**The task:**
The records below should be written out again, exactly.

=== Task material ===

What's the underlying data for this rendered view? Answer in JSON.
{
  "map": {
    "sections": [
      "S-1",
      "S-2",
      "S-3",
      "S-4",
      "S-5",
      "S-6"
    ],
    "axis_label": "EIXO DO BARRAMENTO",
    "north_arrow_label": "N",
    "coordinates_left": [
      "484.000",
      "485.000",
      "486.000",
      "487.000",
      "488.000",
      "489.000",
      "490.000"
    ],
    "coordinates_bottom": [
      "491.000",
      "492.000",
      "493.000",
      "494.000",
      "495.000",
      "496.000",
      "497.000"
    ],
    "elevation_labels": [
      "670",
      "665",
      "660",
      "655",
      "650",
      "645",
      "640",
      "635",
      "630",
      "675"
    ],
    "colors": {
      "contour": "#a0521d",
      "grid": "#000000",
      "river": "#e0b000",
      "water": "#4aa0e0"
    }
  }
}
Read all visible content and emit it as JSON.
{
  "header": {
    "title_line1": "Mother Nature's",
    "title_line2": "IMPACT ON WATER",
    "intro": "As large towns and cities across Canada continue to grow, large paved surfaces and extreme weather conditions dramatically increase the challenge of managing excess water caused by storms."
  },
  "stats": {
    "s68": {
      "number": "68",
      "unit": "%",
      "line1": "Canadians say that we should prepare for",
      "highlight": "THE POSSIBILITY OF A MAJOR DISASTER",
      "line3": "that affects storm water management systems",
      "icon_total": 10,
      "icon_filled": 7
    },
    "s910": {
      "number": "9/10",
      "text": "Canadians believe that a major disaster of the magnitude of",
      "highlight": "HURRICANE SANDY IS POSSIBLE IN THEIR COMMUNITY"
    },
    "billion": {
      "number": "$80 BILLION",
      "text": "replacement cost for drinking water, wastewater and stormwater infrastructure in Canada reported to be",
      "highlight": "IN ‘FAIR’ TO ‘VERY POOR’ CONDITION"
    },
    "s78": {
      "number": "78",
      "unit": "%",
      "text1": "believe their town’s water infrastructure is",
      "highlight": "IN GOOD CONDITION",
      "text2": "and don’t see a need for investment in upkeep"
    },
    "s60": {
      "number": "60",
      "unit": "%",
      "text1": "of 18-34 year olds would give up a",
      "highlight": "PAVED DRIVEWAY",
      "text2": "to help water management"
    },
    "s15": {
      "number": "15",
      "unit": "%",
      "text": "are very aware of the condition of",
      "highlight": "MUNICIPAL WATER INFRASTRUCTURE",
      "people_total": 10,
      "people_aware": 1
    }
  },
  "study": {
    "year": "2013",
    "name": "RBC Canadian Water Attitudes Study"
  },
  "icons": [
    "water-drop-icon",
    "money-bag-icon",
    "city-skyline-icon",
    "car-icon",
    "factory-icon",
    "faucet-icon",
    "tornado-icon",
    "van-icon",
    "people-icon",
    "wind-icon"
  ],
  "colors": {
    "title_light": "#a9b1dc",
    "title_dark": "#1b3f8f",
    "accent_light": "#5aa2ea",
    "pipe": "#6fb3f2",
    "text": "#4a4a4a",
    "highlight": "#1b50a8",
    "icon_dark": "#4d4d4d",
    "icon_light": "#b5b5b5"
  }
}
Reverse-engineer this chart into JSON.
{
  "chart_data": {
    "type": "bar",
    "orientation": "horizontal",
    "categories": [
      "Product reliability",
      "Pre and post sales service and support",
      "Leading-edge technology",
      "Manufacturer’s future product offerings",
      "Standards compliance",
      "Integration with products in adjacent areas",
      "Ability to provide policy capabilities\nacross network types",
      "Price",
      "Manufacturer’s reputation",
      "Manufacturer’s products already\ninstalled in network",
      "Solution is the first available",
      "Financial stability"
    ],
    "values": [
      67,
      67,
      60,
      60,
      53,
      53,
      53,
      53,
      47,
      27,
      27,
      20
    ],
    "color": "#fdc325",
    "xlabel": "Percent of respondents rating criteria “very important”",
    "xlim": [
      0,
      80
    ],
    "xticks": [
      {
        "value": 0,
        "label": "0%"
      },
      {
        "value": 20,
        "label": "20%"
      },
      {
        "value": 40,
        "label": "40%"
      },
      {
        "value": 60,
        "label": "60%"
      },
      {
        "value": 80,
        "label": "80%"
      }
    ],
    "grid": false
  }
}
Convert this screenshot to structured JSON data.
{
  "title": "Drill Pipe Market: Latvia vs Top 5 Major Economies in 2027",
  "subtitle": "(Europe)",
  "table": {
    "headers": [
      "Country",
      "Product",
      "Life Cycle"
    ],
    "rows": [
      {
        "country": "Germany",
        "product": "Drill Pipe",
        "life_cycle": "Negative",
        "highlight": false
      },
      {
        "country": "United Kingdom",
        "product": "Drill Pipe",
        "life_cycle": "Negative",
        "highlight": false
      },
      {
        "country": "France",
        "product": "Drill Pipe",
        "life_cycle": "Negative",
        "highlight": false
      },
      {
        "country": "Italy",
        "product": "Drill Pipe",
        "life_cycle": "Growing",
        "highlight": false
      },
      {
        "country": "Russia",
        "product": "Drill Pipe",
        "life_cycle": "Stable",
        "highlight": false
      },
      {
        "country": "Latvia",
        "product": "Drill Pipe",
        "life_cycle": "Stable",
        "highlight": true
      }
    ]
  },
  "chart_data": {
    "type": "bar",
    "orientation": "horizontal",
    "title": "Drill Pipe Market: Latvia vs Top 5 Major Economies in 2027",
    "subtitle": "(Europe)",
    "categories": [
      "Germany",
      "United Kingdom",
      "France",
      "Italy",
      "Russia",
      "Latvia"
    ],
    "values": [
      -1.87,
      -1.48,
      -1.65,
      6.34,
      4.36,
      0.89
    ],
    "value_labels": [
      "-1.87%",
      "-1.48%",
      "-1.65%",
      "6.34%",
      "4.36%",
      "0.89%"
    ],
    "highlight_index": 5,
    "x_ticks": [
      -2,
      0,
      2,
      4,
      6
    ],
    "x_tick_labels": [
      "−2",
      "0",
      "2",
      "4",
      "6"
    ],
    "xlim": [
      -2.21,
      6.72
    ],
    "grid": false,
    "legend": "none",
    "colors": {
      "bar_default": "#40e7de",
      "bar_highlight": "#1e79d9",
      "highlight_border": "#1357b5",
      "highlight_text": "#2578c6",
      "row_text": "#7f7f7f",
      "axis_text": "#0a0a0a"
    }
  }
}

===

**Written answer:**
What's the underlying data for this rendered view? Answer in JSON.
{
  "map": {
    "sections": [
      "S-1",
      "S-2",
      "S-3",
      "S-4",
      "S-5",
      "S-6"
    ],
    "axis_label": "EIXO DO BARRAMENTO",
    "north_arrow_label": "N",
    "coordinates_left": [
      "484.000",
      "485.000",
      "486.000",
      "487.000",
      "488.000",
      "489.000",
      "490.000"
    ],
    "coordinates_bottom": [
      "491.000",
      "492.000",
      "493.000",
      "494.000",
      "495.000",
      "496.000",
      "497.000"
    ],
    "elevation_labels": [
      "670",
      "665",
      "660",
      "655",
      "650",
      "645",
      "640",
      "635",
      "630",
      "675"
    ],
    "colors": {
      "contour": "#a0521d",
      "grid": "#000000",
      "river": "#e0b000",
      "water": "#4aa0e0"
    }
  }
}
Read all visible content and emit it as JSON.
{
  "header": {
    "title_line1": "Mother Nature's",
    "title_line2": "IMPACT ON WATER",
    "intro": "As large towns and cities across Canada continue to grow, large paved surfaces and extreme weather conditions dramatically increase the challenge of managing excess water caused by storms."
  },
  "stats": {
    "s68": {
      "number": "68",
      "unit": "%",
      "line1": "Canadians say that we should prepare for",
      "highlight": "THE POSSIBILITY OF A MAJOR DISASTER",
      "line3": "that affects storm water management systems",
      "icon_total": 10,
      "icon_filled": 7
    },
    "s910": {
      "number": "9/10",
      "text": "Canadians believe that a major disaster of the magnitude of",
      "highlight": "HURRICANE SANDY IS POSSIBLE IN THEIR COMMUNITY"
    },
    "billion": {
      "number": "$80 BILLION",
      "text": "replacement cost for drinking water, wastewater and stormwater infrastructure in Canada reported to be",
      "highlight": "IN ‘FAIR’ TO ‘VERY POOR’ CONDITION"
    },
    "s78": {
      "number": "78",
      "unit": "%",
      "text1": "believe their town’s water infrastructure is",
      "highlight": "IN GOOD CONDITION",
      "text2": "and don’t see a need for investment in upkeep"
    },
    "s60": {
      "number": "60",
      "unit": "%",
      "text1": "of 18-34 year olds would give up a",
      "highlight": "PAVED DRIVEWAY",
      "text2": "to help water management"
    },
    "s15": {
      "number": "15",
      "unit": "%",
      "text": "are very aware of the condition of",
      "highlight": "MUNICIPAL WATER INFRASTRUCTURE",
      "people_total": 10,
      "people_aware": 1
    }
  },
  "study": {
    "year": "2013",
    "name": "RBC Canadian Water Attitudes Study"
  },
  "icons": [
    "water-drop-icon",
    "money-bag-icon",
    "city-skyline-icon",
    "car-icon",
    "factory-icon",
    "faucet-icon",
    "tornado-icon",
    "van-icon",
    "people-icon",
    "wind-icon"
  ],
  "colors": {
    "title_light": "#a9b1dc",
    "title_dark": "#1b3f8f",
    "accent_light": "#5aa2ea",
    "pipe": "#6fb3f2",
    "text": "#4a4a4a",
    "highlight": "#1b50a8",
    "icon_dark": "#4d4d4d",
    "icon_light": "#b5b5b5"
  }
}
Reverse-engineer this chart into JSON.
{
  "chart_data": {
    "type": "bar",
    "orientation": "horizontal",
    "categories": [
      "Product reliability",
      "Pre and post sales service and support",
      "Leading-edge technology",
      "Manufacturer’s future product offerings",
      "Standards compliance",
      "Integration with products in adjacent areas",
      "Ability to provide policy capabilities\nacross network types",
      "Price",
      "Manufacturer’s reputation",
      "Manufacturer’s products already\ninstalled in network",
      "Solution is the first available",
      "Financial stability"
    ],
    "values": [
      67,
      67,
      60,
      60,
      53,
      53,
      53,
      53,
      47,
      27,
      27,
      20
    ],
    "color": "#fdc325",
    "xlabel": "Percent of respondents rating criteria “very important”",
    "xlim": [
      0,
      80
    ],
    "xticks": [
      {
        "value": 0,
        "label": "0%"
      },
      {
        "value": 20,
        "label": "20%"
      },
      {
        "value": 40,
        "label": "40%"
      },
      {
        "value": 60,
        "label": "60%"
      },
      {
        "value": 80,
        "label": "80%"
      }
    ],
    "grid": false
  }
}
Convert this screenshot to structured JSON data.
{
  "title": "Drill Pipe Market: Latvia vs Top 5 Major Economies in 2027",
  "subtitle": "(Europe)",
  "table": {
    "headers": [
      "Country",
      "Product",
      "Life Cycle"
    ],
    "rows": [
      {
        "country": "Germany",
        "product": "Drill Pipe",
        "life_cycle": "Negative",
        "highlight": false
      },
      {
        "country": "United Kingdom",
        "product": "Drill Pipe",
        "life_cycle": "Negative",
        "highlight": false
      },
      {
        "country": "France",
        "product": "Drill Pipe",
        "life_cycle": "Negative",
        "highlight": false
      },
      {
        "country": "Italy",
        "product": "Drill Pipe",
        "life_cycle": "Growing",
        "highlight": false
      },
      {
        "country": "Russia",
        "product": "Drill Pipe",
        "life_cycle": "Stable",
        "highlight": false
      },
      {
        "country": "Latvia",
        "product": "Drill Pipe",
        "life_cycle": "Stable",
        "highlight": true
      }
    ]
  },
  "chart_data": {
    "type": "bar",
    "orientation": "horizontal",
    "title": "Drill Pipe Market: Latvia vs Top 5 Major Economies in 2027",
    "subtitle": "(Europe)",
    "categories": [
      "Germany",
      "United Kingdom",
      "France",
      "Italy",
      "Russia",
      "Latvia"
    ],
    "values": [
      -1.87,
      -1.48,
      -1.65,
      6.34,
      4.36,
      0.89
    ],
    "value_labels": [
      "-1.87%",
      "-1.48%",
      "-1.65%",
      "6.34%",
      "4.36%",
      "0.89%"
    ],
    "highlight_index": 5,
    "x_ticks": [
      -2,
      0,
      2,
      4,
      6
    ],
    "x_tick_labels": [
      "−2",
      "0",
      "2",
      "4",
      "6"
    ],
    "xlim": [
      -2.21,
      6.72
    ],
    "grid": false,
    "legend": "none",
    "colors": {
      "bar_default": "#40e7de",
      "bar_highlight": "#1e79d9",
      "highlight_border": "#1357b5",
      "highlight_text": "#2578c6",
      "row_text": "#7f7f7f",
      "axis_text": "#0a0a0a"
    }
  }
}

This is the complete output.